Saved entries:
· · ·

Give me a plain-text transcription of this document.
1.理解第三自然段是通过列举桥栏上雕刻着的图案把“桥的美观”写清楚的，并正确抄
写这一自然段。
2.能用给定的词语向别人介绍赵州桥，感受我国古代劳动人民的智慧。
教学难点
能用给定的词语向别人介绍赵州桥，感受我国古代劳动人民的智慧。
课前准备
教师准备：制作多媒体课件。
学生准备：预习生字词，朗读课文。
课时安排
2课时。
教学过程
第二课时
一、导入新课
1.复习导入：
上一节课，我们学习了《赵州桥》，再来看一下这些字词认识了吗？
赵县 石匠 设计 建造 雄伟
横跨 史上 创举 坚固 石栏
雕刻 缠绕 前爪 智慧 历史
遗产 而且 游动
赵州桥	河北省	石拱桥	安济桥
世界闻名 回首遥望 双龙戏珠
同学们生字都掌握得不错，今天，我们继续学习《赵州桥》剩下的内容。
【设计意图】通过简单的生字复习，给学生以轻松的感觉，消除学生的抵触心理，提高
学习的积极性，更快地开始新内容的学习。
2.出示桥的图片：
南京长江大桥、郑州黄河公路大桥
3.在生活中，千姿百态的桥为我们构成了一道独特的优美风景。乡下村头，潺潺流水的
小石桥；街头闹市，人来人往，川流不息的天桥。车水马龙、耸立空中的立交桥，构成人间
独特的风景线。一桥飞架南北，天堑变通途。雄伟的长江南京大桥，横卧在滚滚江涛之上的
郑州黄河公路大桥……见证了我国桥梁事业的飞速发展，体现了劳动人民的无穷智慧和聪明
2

· · ·

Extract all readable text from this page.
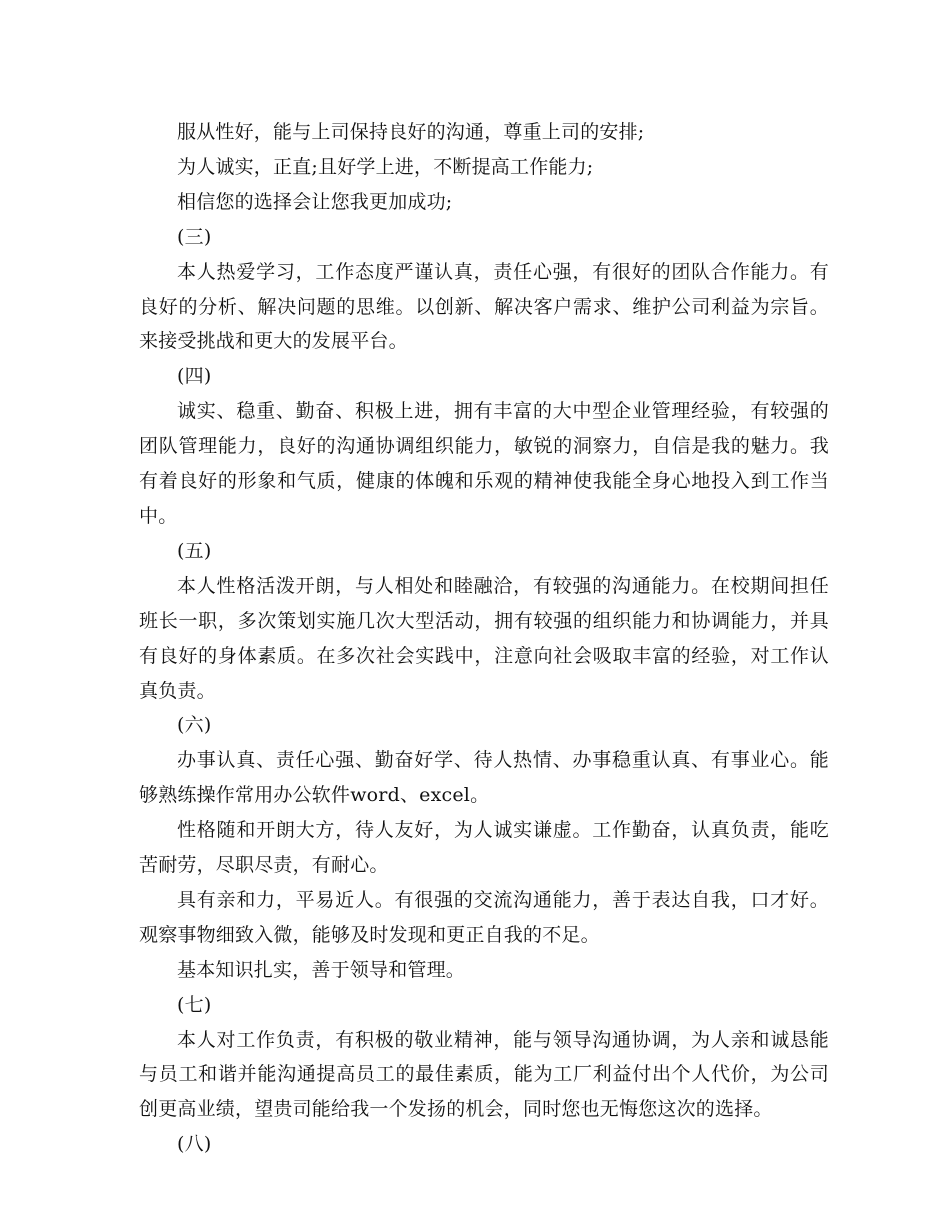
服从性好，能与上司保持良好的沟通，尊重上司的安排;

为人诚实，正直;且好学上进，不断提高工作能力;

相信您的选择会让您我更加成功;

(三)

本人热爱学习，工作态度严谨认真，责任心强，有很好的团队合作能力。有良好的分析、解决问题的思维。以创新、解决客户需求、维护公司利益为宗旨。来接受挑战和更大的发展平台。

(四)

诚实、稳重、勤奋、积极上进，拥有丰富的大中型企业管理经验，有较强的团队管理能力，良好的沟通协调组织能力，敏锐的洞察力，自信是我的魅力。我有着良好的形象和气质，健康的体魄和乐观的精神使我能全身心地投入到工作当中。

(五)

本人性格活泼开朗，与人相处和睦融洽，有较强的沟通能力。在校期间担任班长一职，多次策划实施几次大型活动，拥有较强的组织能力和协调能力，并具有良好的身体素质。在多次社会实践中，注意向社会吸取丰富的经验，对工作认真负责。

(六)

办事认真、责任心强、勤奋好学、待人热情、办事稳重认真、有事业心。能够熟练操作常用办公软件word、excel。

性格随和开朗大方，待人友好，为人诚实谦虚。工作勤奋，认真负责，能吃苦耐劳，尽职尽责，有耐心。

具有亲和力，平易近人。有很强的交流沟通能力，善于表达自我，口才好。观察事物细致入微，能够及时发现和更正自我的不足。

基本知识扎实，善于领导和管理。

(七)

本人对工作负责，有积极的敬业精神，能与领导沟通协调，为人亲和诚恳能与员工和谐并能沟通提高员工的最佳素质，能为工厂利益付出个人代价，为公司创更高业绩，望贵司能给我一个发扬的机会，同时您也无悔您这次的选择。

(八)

· · ·

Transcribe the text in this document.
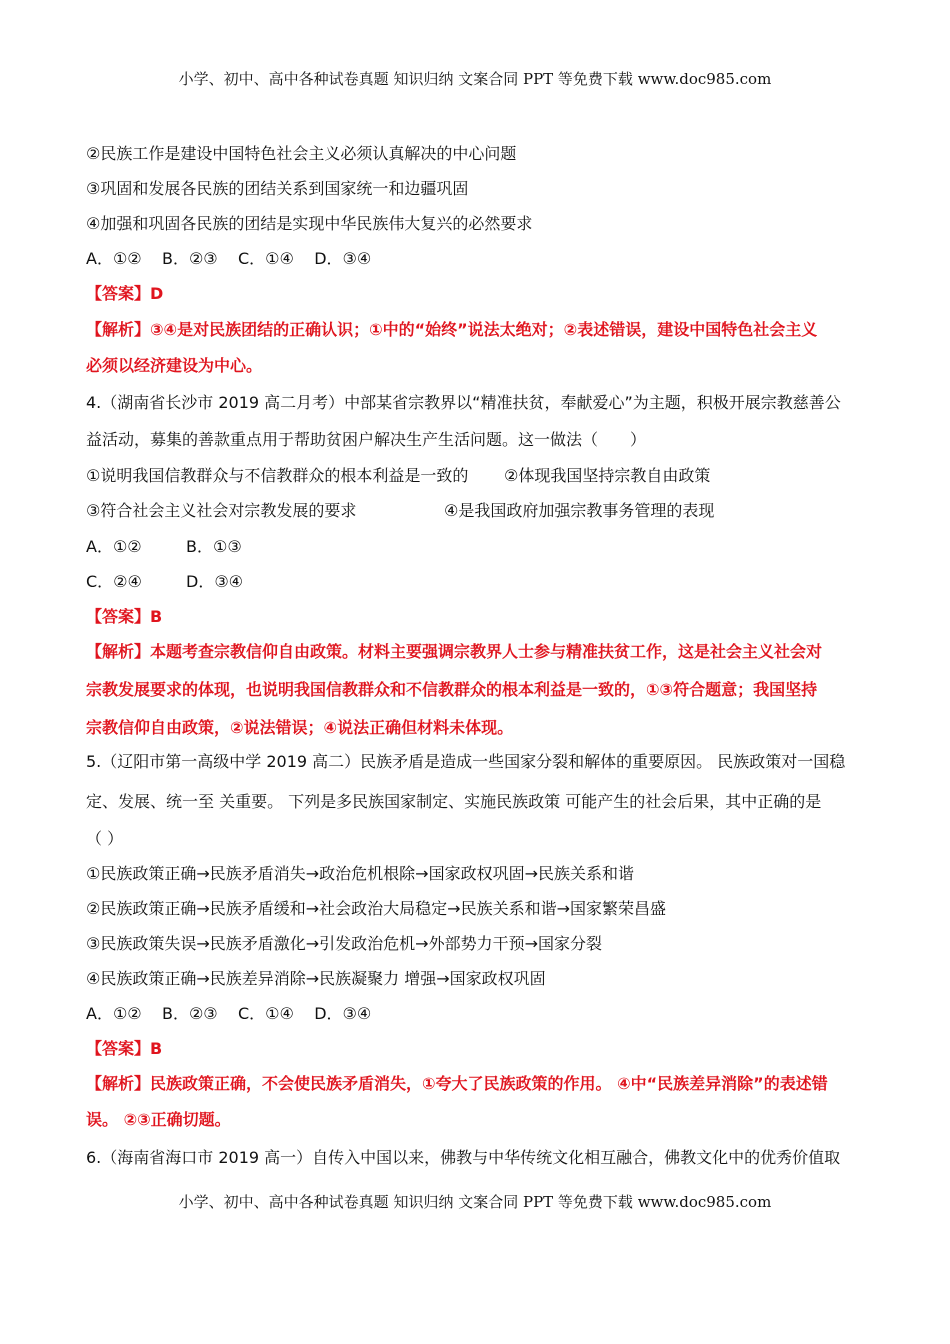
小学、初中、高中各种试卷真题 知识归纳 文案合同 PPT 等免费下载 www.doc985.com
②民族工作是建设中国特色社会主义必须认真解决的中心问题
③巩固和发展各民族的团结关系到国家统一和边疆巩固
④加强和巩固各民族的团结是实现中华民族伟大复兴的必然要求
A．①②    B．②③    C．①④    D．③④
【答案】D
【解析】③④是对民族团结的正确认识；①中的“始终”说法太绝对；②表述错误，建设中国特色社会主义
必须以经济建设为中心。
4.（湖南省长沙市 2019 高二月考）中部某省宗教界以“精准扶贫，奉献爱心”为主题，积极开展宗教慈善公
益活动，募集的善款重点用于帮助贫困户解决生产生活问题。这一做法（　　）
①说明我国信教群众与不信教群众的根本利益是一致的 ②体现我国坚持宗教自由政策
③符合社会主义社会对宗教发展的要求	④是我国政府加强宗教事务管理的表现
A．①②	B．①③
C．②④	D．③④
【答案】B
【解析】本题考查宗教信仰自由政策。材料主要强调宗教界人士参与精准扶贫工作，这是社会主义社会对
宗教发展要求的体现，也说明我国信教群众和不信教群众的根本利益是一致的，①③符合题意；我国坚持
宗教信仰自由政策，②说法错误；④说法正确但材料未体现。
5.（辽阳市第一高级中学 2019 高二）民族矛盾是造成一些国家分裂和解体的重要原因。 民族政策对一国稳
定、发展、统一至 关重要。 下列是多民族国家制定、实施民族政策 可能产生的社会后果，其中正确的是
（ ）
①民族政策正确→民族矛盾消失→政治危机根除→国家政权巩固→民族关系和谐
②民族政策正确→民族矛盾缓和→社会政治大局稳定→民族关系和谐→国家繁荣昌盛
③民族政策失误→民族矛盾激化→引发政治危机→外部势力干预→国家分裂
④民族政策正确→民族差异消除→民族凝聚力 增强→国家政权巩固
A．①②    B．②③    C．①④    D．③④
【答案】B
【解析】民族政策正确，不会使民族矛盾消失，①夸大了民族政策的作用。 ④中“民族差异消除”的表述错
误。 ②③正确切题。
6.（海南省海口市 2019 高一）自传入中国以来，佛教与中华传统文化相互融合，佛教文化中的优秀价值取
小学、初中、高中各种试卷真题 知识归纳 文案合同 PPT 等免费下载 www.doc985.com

· · ·

**Required work:** Lines holding the word "国家政权巩固" should be counted across the entries; state only how many there are.

**Correct answer:** 2